▶ Exercise objective
Pictures stay out of your copy, but everything else in the records below must be repeated exactly.

▶ Records supplied

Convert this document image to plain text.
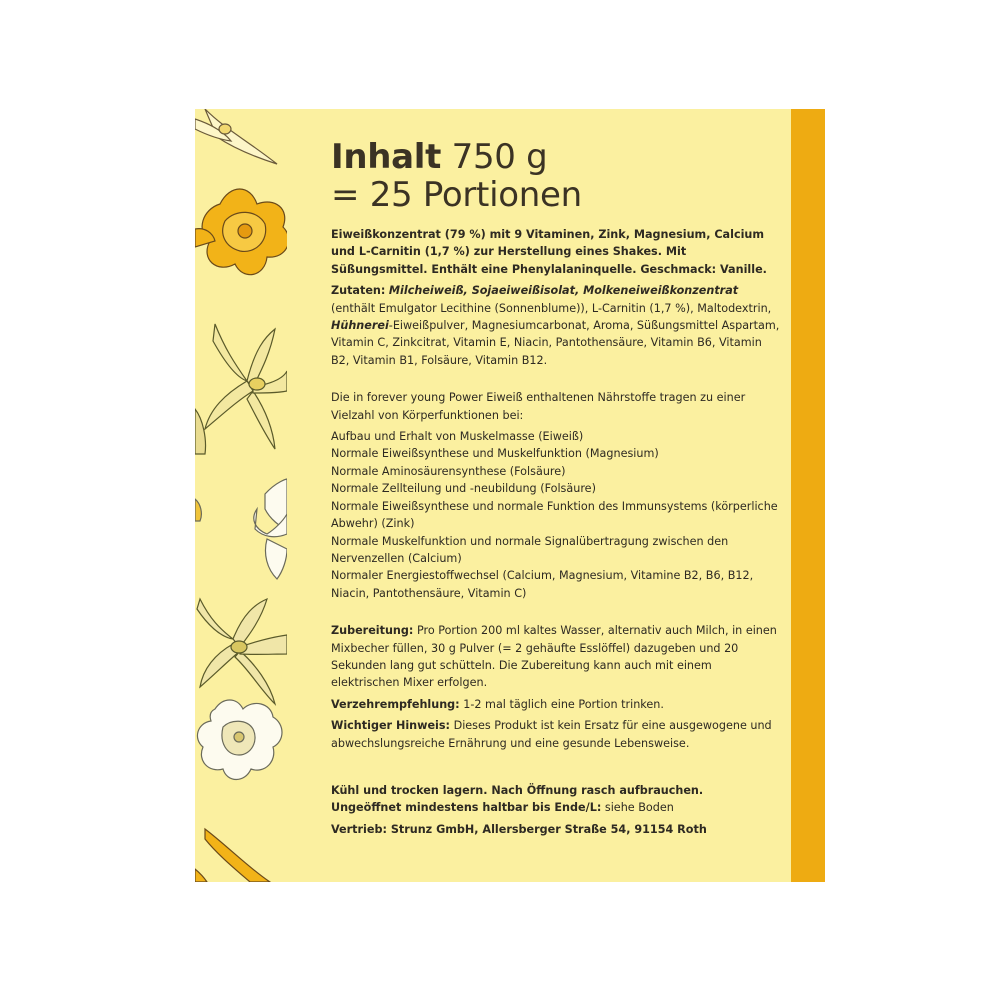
Inhalt 750 g
= 25 Portionen

Eiweißkonzentrat (79 %) mit 9 Vitaminen, Zink, Magnesium, Calcium und L-Carnitin (1,7 %) zur Herstellung eines Shakes. Mit Süßungsmittel. Enthält eine Phenylalaninquelle. Geschmack: Vanille.

Zutaten: Milcheiweiß, Sojaeiweißisolat, Molkeneiweißkonzentrat (enthält Emulgator Lecithine (Sonnenblume)), L-Carnitin (1,7 %), Maltodextrin, Hühnerei-Eiweißpulver, Magnesiumcarbonat, Aroma, Süßungsmittel Aspartam, Vitamin C, Zinkcitrat, Vitamin E, Niacin, Pantothensäure, Vitamin B6, Vitamin B2, Vitamin B1, Folsäure, Vitamin B12.

Die in forever young Power Eiweiß enthaltenen Nährstoffe tragen zu einer Vielzahl von Körperfunktionen bei:

Aufbau und Erhalt von Muskelmasse (Eiweiß)

Normale Eiweißsynthese und Muskelfunktion (Magnesium)

Normale Aminosäurensynthese (Folsäure)

Normale Zellteilung und -neubildung (Folsäure)

Normale Eiweißsynthese und normale Funktion des Immunsystems (körperliche Abwehr) (Zink)

Normale Muskelfunktion und normale Signalübertragung zwischen den Nervenzellen (Calcium)

Normaler Energiestoffwechsel (Calcium, Magnesium, Vitamine B2, B6, B12, Niacin, Pantothensäure, Vitamin C)

Zubereitung: Pro Portion 200 ml kaltes Wasser, alternativ auch Milch, in einen Mixbecher füllen, 30 g Pulver (= 2 gehäufte Esslöffel) dazugeben und 20 Sekunden lang gut schütteln. Die Zubereitung kann auch mit einem elektrischen Mixer erfolgen.

Verzehrempfehlung: 1-2 mal täglich eine Portion trinken.

Wichtiger Hinweis: Dieses Produkt ist kein Ersatz für eine ausgewogene und abwechslungsreiche Ernährung und eine gesunde Lebensweise.

Kühl und trocken lagern. Nach Öffnung rasch aufbrauchen.

Ungeöffnet mindestens haltbar bis Ende/L: siehe Boden

Vertrieb: Strunz GmbH, Allersberger Straße 54, 91154 Roth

▶ Full solution
Convert this document image to plain text.
Inhalt 750 g
= 25 Portionen

Eiweißkonzentrat (79 %) mit 9 Vitaminen, Zink, Magnesium, Calcium und L-Carnitin (1,7 %) zur Herstellung eines Shakes. Mit Süßungsmittel. Enthält eine Phenylalaninquelle. Geschmack: Vanille.

Zutaten: Milcheiweiß, Sojaeiweißisolat, Molkeneiweißkonzentrat (enthält Emulgator Lecithine (Sonnenblume)), L-Carnitin (1,7 %), Maltodextrin, Hühnerei-Eiweißpulver, Magnesiumcarbonat, Aroma, Süßungsmittel Aspartam, Vitamin C, Zinkcitrat, Vitamin E, Niacin, Pantothensäure, Vitamin B6, Vitamin B2, Vitamin B1, Folsäure, Vitamin B12.

Die in forever young Power Eiweiß enthaltenen Nährstoffe tragen zu einer Vielzahl von Körperfunktionen bei:

Aufbau und Erhalt von Muskelmasse (Eiweiß)

Normale Eiweißsynthese und Muskelfunktion (Magnesium)

Normale Aminosäurensynthese (Folsäure)

Normale Zellteilung und -neubildung (Folsäure)

Normale Eiweißsynthese und normale Funktion des Immunsystems (körperliche Abwehr) (Zink)

Normale Muskelfunktion und normale Signalübertragung zwischen den Nervenzellen (Calcium)

Normaler Energiestoffwechsel (Calcium, Magnesium, Vitamine B2, B6, B12, Niacin, Pantothensäure, Vitamin C)

Zubereitung: Pro Portion 200 ml kaltes Wasser, alternativ auch Milch, in einen Mixbecher füllen, 30 g Pulver (= 2 gehäufte Esslöffel) dazugeben und 20 Sekunden lang gut schütteln. Die Zubereitung kann auch mit einem elektrischen Mixer erfolgen.

Verzehrempfehlung: 1-2 mal täglich eine Portion trinken.

Wichtiger Hinweis: Dieses Produkt ist kein Ersatz für eine ausgewogene und abwechslungsreiche Ernährung und eine gesunde Lebensweise.

Kühl und trocken lagern. Nach Öffnung rasch aufbrauchen.

Ungeöffnet mindestens haltbar bis Ende/L: siehe Boden

Vertrieb: Strunz GmbH, Allersberger Straße 54, 91154 Roth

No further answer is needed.